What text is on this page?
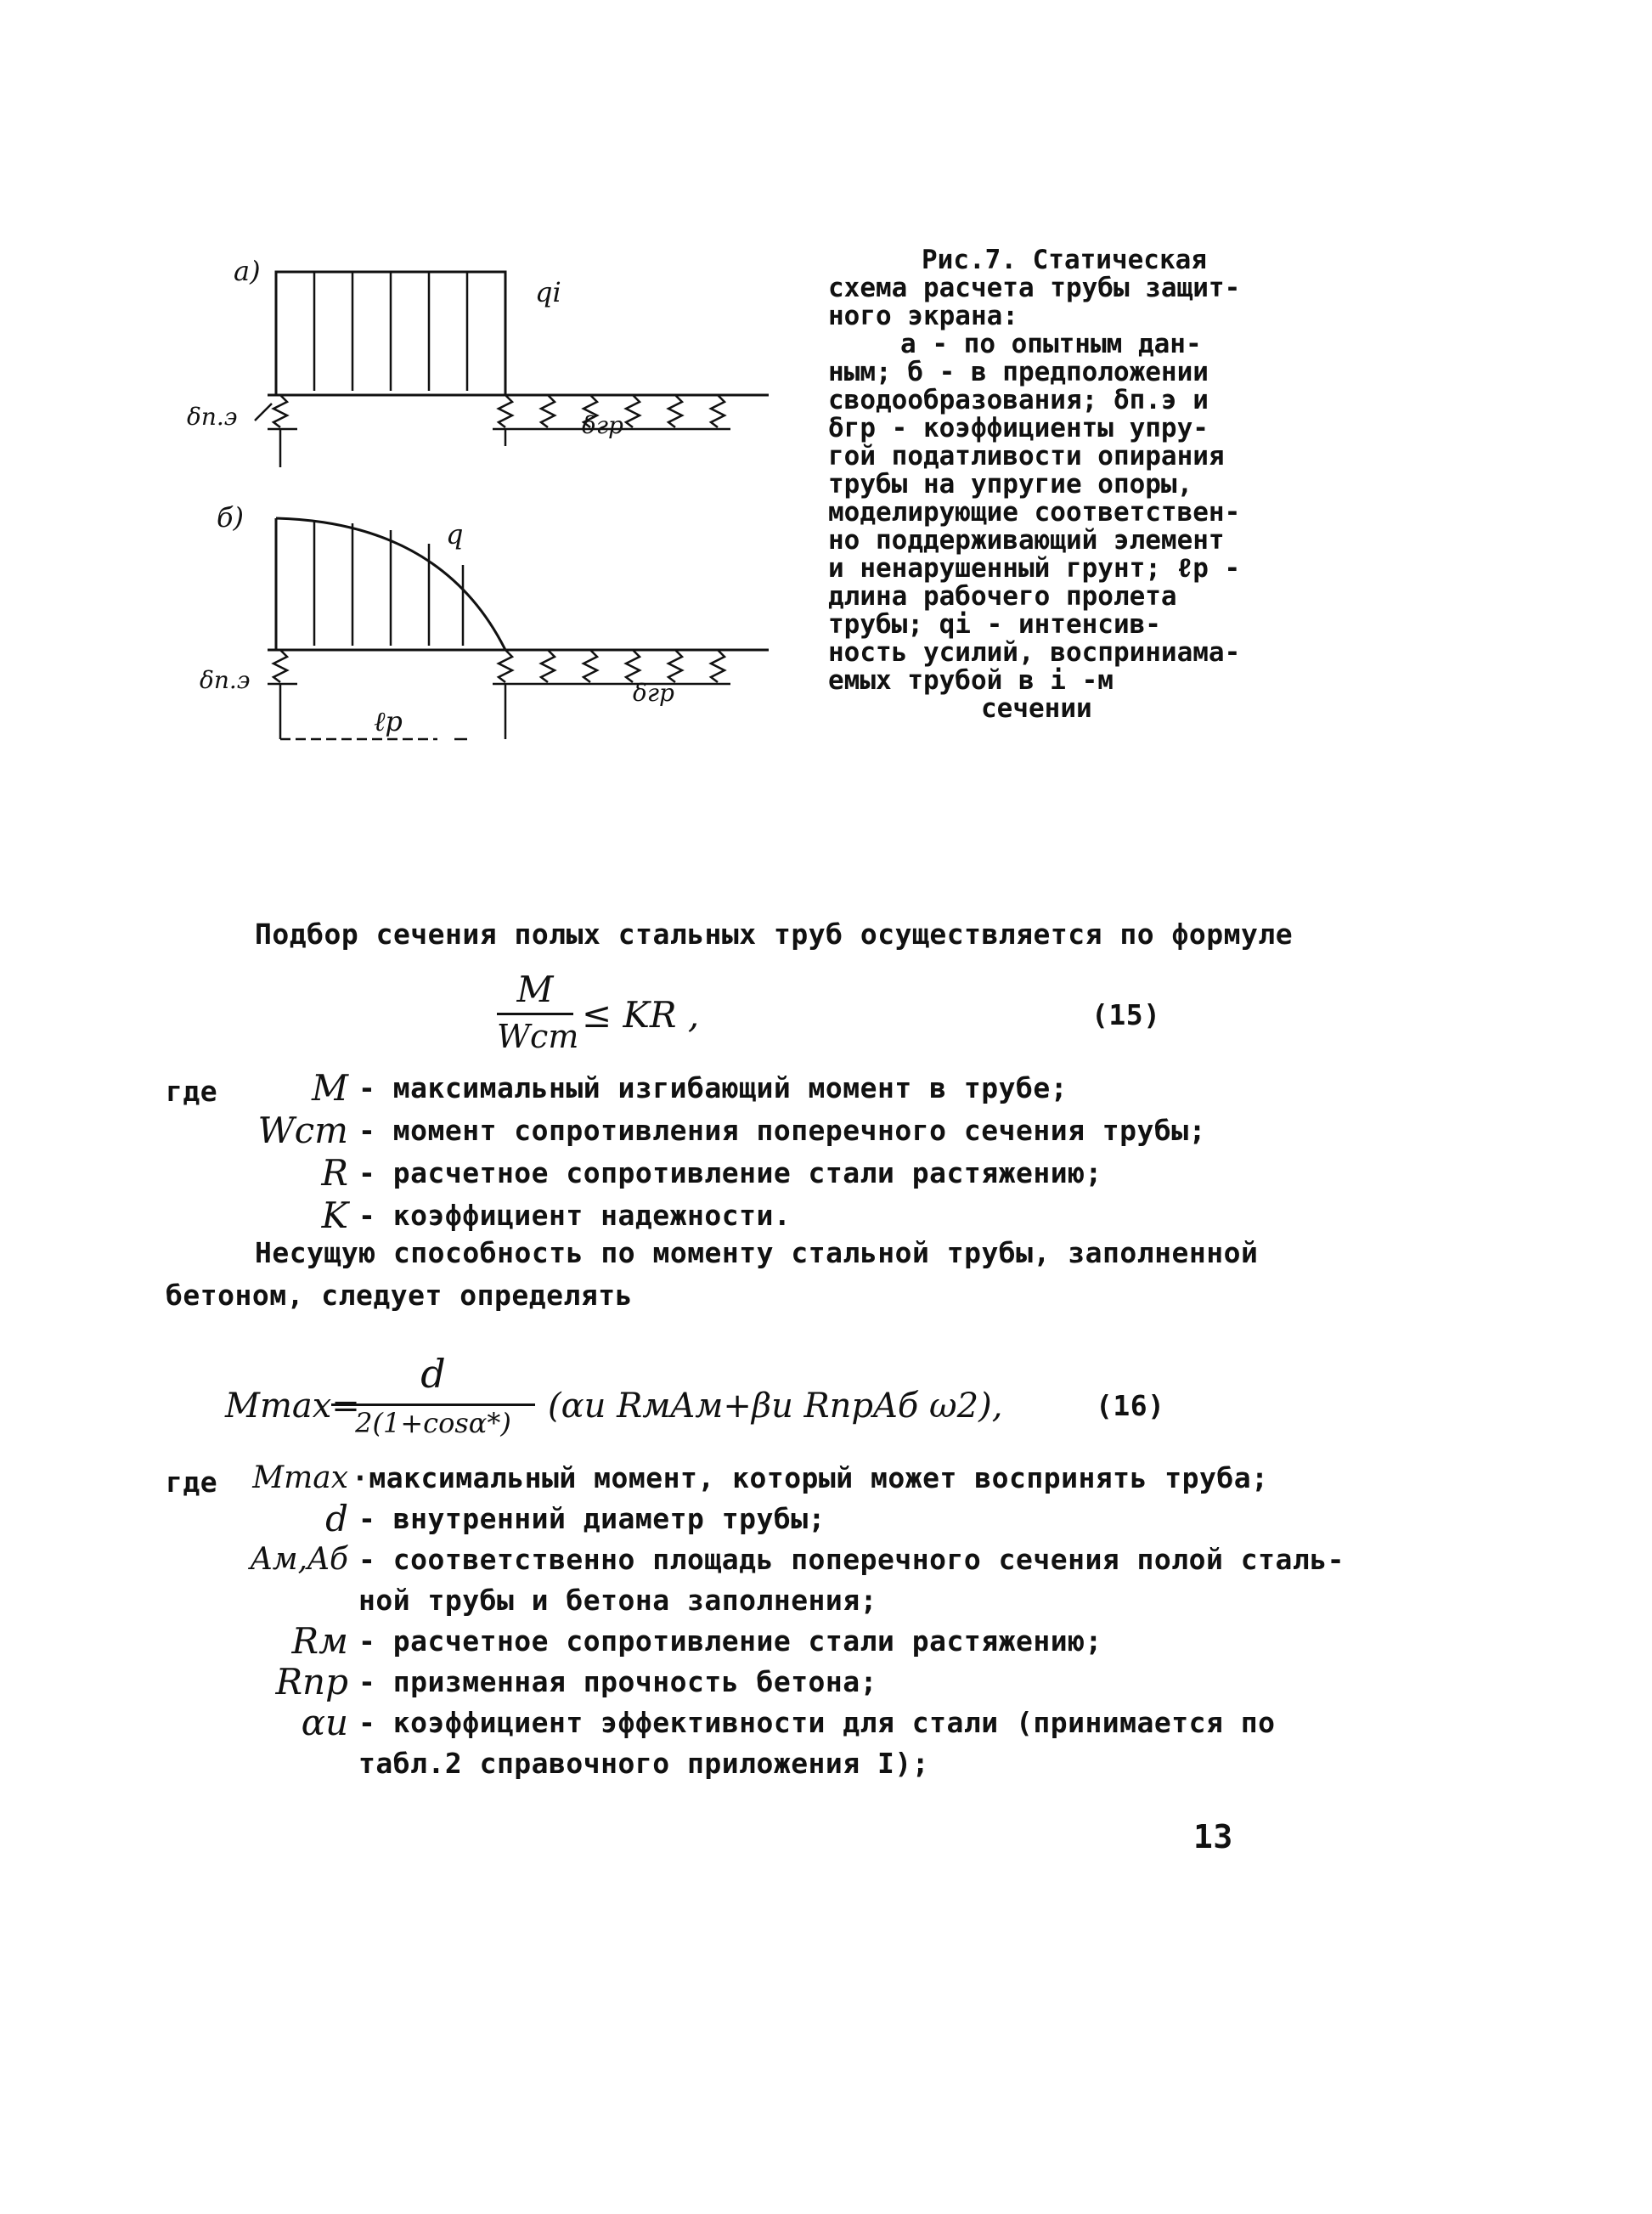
a)
qi
δп.э	δгр
б)
q
δп.э	δгр
ℓр
Рис.7. Статическая
схема расчета трубы защит-
ного экрана:
а - по опытным дан-
ным; б - в предположении
сводообразования; δп.э и
δгр - коэффициенты упру-
гой податливости опирания
трубы на упругие опоры,
моделирующие соответствен-
но поддерживающий элемент
и ненарушенный грунт; ℓр -
длина рабочего пролета
трубы; qi - интенсив-
ность усилий, восприниама-
емых трубой в i -м
сечении
Подбор сечения полых стальных труб осуществляется по формуле
M
Wст
≤ KR ,	(15)
где	M - максимальный изгибающий момент в трубе;
Wст - момент сопротивления поперечного сечения трубы;
R - расчетное сопротивление стали растяжению;
K - коэффициент надежности.
Несущую способность по моменту стальной трубы, заполненной
бетоном, следует определять
Mmax=
d
2(1+cosα*)	(αu RмAм+βu RпрAб ω2),	(16)
где	Mmax ·максимальный момент, который может воспринять труба;
d - внутренний диаметр трубы;
Aм,Aб - соответственно площадь поперечного сечения полой сталь-
ной трубы и бетона заполнения;
Rм - расчетное сопротивление стали растяжению;
Rпр - призменная прочность бетона;
αu - коэффициент эффективности для стали (принимается по
табл.2 справочного приложения I);
13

■ ■ ■ ■

■ WHAT NEEDS TO BE DONE ■
Each line of the data is to be duplicated exactly; pictures stay out of the copy.

■ COMPLETE ANSWER ■
What text is on this page?
a)
qi
δп.э	δгр
б)
q
δп.э	δгр
ℓр
Рис.7. Статическая
схема расчета трубы защит-
ного экрана:
а - по опытным дан-
ным; б - в предположении
сводообразования; δп.э и
δгр - коэффициенты упру-
гой податливости опирания
трубы на упругие опоры,
моделирующие соответствен-
но поддерживающий элемент
и ненарушенный грунт; ℓр -
длина рабочего пролета
трубы; qi - интенсив-
ность усилий, восприниама-
емых трубой в i -м
сечении
Подбор сечения полых стальных труб осуществляется по формуле
M
Wст
≤ KR ,	(15)
где	M - максимальный изгибающий момент в трубе;
Wст - момент сопротивления поперечного сечения трубы;
R - расчетное сопротивление стали растяжению;
K - коэффициент надежности.
Несущую способность по моменту стальной трубы, заполненной
бетоном, следует определять
Mmax=
d
2(1+cosα*)	(αu RмAм+βu RпрAб ω2),	(16)
где	Mmax ·максимальный момент, который может воспринять труба;
d - внутренний диаметр трубы;
Aм,Aб - соответственно площадь поперечного сечения полой сталь-
ной трубы и бетона заполнения;
Rм - расчетное сопротивление стали растяжению;
Rпр - призменная прочность бетона;
αu - коэффициент эффективности для стали (принимается по
табл.2 справочного приложения I);
13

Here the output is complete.